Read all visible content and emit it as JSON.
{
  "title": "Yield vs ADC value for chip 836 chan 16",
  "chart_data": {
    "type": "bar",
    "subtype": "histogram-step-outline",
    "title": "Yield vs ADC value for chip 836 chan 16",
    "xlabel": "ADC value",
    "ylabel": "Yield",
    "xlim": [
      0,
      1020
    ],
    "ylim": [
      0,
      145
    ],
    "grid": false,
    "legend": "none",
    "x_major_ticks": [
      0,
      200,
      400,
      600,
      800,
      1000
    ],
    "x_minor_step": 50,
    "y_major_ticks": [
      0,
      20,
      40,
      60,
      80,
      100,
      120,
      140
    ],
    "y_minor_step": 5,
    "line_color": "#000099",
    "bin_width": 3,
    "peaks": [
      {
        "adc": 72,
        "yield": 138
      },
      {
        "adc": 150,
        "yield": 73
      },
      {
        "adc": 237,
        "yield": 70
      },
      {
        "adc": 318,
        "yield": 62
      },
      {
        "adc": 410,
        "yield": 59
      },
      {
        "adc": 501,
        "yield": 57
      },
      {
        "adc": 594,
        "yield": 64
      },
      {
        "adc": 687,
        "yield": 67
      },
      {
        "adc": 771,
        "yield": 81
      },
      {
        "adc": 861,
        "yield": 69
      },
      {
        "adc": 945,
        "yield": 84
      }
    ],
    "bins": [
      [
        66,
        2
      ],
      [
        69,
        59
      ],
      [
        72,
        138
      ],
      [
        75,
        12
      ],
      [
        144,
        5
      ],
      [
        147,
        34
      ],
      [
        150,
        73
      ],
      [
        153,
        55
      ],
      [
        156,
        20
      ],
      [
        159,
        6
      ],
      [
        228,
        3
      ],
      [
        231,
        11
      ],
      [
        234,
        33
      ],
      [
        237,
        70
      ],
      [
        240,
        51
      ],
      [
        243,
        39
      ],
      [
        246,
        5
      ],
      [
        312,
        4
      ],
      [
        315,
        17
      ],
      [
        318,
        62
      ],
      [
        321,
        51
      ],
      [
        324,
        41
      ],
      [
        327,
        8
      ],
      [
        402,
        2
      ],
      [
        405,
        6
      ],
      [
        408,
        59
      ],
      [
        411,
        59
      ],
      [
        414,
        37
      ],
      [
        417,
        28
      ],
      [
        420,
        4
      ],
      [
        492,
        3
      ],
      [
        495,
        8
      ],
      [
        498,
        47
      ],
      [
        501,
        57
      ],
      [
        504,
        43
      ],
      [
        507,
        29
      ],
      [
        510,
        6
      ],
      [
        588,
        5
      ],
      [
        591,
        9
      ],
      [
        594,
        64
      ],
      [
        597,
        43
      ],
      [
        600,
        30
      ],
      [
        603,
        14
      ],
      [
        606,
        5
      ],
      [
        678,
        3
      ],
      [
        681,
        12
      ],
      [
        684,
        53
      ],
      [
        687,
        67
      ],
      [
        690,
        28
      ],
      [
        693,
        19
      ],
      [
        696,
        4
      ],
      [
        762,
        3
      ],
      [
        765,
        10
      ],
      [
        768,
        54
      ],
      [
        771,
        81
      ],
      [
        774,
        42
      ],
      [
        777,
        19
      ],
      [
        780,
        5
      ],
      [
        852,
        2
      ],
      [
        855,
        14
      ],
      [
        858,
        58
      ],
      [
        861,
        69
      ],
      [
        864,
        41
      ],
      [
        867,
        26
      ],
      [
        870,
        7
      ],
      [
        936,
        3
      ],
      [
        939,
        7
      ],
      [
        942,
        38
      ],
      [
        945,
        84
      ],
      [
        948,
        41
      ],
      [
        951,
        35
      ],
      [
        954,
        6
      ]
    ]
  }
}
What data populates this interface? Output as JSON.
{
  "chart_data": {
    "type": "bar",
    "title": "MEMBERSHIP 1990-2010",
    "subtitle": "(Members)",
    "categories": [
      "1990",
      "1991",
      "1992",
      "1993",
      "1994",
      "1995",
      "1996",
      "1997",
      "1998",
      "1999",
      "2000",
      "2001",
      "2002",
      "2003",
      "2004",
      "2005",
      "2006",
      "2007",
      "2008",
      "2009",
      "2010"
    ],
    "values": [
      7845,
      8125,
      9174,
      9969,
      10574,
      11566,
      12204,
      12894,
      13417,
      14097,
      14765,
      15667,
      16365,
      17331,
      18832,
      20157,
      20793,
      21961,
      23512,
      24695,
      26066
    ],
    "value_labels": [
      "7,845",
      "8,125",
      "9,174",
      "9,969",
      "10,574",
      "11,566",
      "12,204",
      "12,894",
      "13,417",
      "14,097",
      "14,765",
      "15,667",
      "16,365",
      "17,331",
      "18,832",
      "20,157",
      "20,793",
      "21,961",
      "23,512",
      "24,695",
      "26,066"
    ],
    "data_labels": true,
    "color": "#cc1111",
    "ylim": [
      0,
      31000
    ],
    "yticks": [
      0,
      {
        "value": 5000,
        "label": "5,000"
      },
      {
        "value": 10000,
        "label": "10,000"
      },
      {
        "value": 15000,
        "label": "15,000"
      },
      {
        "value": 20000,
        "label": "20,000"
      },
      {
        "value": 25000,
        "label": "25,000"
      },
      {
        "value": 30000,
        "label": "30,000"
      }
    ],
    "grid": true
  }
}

[Do this]
Take the entries above and transcribe them exactly.

[Task result]
Read all visible content and emit it as JSON.
{
  "title": "Yield vs ADC value for chip 836 chan 16",
  "chart_data": {
    "type": "bar",
    "subtype": "histogram-step-outline",
    "title": "Yield vs ADC value for chip 836 chan 16",
    "xlabel": "ADC value",
    "ylabel": "Yield",
    "xlim": [
      0,
      1020
    ],
    "ylim": [
      0,
      145
    ],
    "grid": false,
    "legend": "none",
    "x_major_ticks": [
      0,
      200,
      400,
      600,
      800,
      1000
    ],
    "x_minor_step": 50,
    "y_major_ticks": [
      0,
      20,
      40,
      60,
      80,
      100,
      120,
      140
    ],
    "y_minor_step": 5,
    "line_color": "#000099",
    "bin_width": 3,
    "peaks": [
      {
        "adc": 72,
        "yield": 138
      },
      {
        "adc": 150,
        "yield": 73
      },
      {
        "adc": 237,
        "yield": 70
      },
      {
        "adc": 318,
        "yield": 62
      },
      {
        "adc": 410,
        "yield": 59
      },
      {
        "adc": 501,
        "yield": 57
      },
      {
        "adc": 594,
        "yield": 64
      },
      {
        "adc": 687,
        "yield": 67
      },
      {
        "adc": 771,
        "yield": 81
      },
      {
        "adc": 861,
        "yield": 69
      },
      {
        "adc": 945,
        "yield": 84
      }
    ],
    "bins": [
      [
        66,
        2
      ],
      [
        69,
        59
      ],
      [
        72,
        138
      ],
      [
        75,
        12
      ],
      [
        144,
        5
      ],
      [
        147,
        34
      ],
      [
        150,
        73
      ],
      [
        153,
        55
      ],
      [
        156,
        20
      ],
      [
        159,
        6
      ],
      [
        228,
        3
      ],
      [
        231,
        11
      ],
      [
        234,
        33
      ],
      [
        237,
        70
      ],
      [
        240,
        51
      ],
      [
        243,
        39
      ],
      [
        246,
        5
      ],
      [
        312,
        4
      ],
      [
        315,
        17
      ],
      [
        318,
        62
      ],
      [
        321,
        51
      ],
      [
        324,
        41
      ],
      [
        327,
        8
      ],
      [
        402,
        2
      ],
      [
        405,
        6
      ],
      [
        408,
        59
      ],
      [
        411,
        59
      ],
      [
        414,
        37
      ],
      [
        417,
        28
      ],
      [
        420,
        4
      ],
      [
        492,
        3
      ],
      [
        495,
        8
      ],
      [
        498,
        47
      ],
      [
        501,
        57
      ],
      [
        504,
        43
      ],
      [
        507,
        29
      ],
      [
        510,
        6
      ],
      [
        588,
        5
      ],
      [
        591,
        9
      ],
      [
        594,
        64
      ],
      [
        597,
        43
      ],
      [
        600,
        30
      ],
      [
        603,
        14
      ],
      [
        606,
        5
      ],
      [
        678,
        3
      ],
      [
        681,
        12
      ],
      [
        684,
        53
      ],
      [
        687,
        67
      ],
      [
        690,
        28
      ],
      [
        693,
        19
      ],
      [
        696,
        4
      ],
      [
        762,
        3
      ],
      [
        765,
        10
      ],
      [
        768,
        54
      ],
      [
        771,
        81
      ],
      [
        774,
        42
      ],
      [
        777,
        19
      ],
      [
        780,
        5
      ],
      [
        852,
        2
      ],
      [
        855,
        14
      ],
      [
        858,
        58
      ],
      [
        861,
        69
      ],
      [
        864,
        41
      ],
      [
        867,
        26
      ],
      [
        870,
        7
      ],
      [
        936,
        3
      ],
      [
        939,
        7
      ],
      [
        942,
        38
      ],
      [
        945,
        84
      ],
      [
        948,
        41
      ],
      [
        951,
        35
      ],
      [
        954,
        6
      ]
    ]
  }
}
What data populates this interface? Output as JSON.
{
  "chart_data": {
    "type": "bar",
    "title": "MEMBERSHIP 1990-2010",
    "subtitle": "(Members)",
    "categories": [
      "1990",
      "1991",
      "1992",
      "1993",
      "1994",
      "1995",
      "1996",
      "1997",
      "1998",
      "1999",
      "2000",
      "2001",
      "2002",
      "2003",
      "2004",
      "2005",
      "2006",
      "2007",
      "2008",
      "2009",
      "2010"
    ],
    "values": [
      7845,
      8125,
      9174,
      9969,
      10574,
      11566,
      12204,
      12894,
      13417,
      14097,
      14765,
      15667,
      16365,
      17331,
      18832,
      20157,
      20793,
      21961,
      23512,
      24695,
      26066
    ],
    "value_labels": [
      "7,845",
      "8,125",
      "9,174",
      "9,969",
      "10,574",
      "11,566",
      "12,204",
      "12,894",
      "13,417",
      "14,097",
      "14,765",
      "15,667",
      "16,365",
      "17,331",
      "18,832",
      "20,157",
      "20,793",
      "21,961",
      "23,512",
      "24,695",
      "26,066"
    ],
    "data_labels": true,
    "color": "#cc1111",
    "ylim": [
      0,
      31000
    ],
    "yticks": [
      0,
      {
        "value": 5000,
        "label": "5,000"
      },
      {
        "value": 10000,
        "label": "10,000"
      },
      {
        "value": 15000,
        "label": "15,000"
      },
      {
        "value": 20000,
        "label": "20,000"
      },
      {
        "value": 25000,
        "label": "25,000"
      },
      {
        "value": 30000,
        "label": "30,000"
      }
    ],
    "grid": true
  }
}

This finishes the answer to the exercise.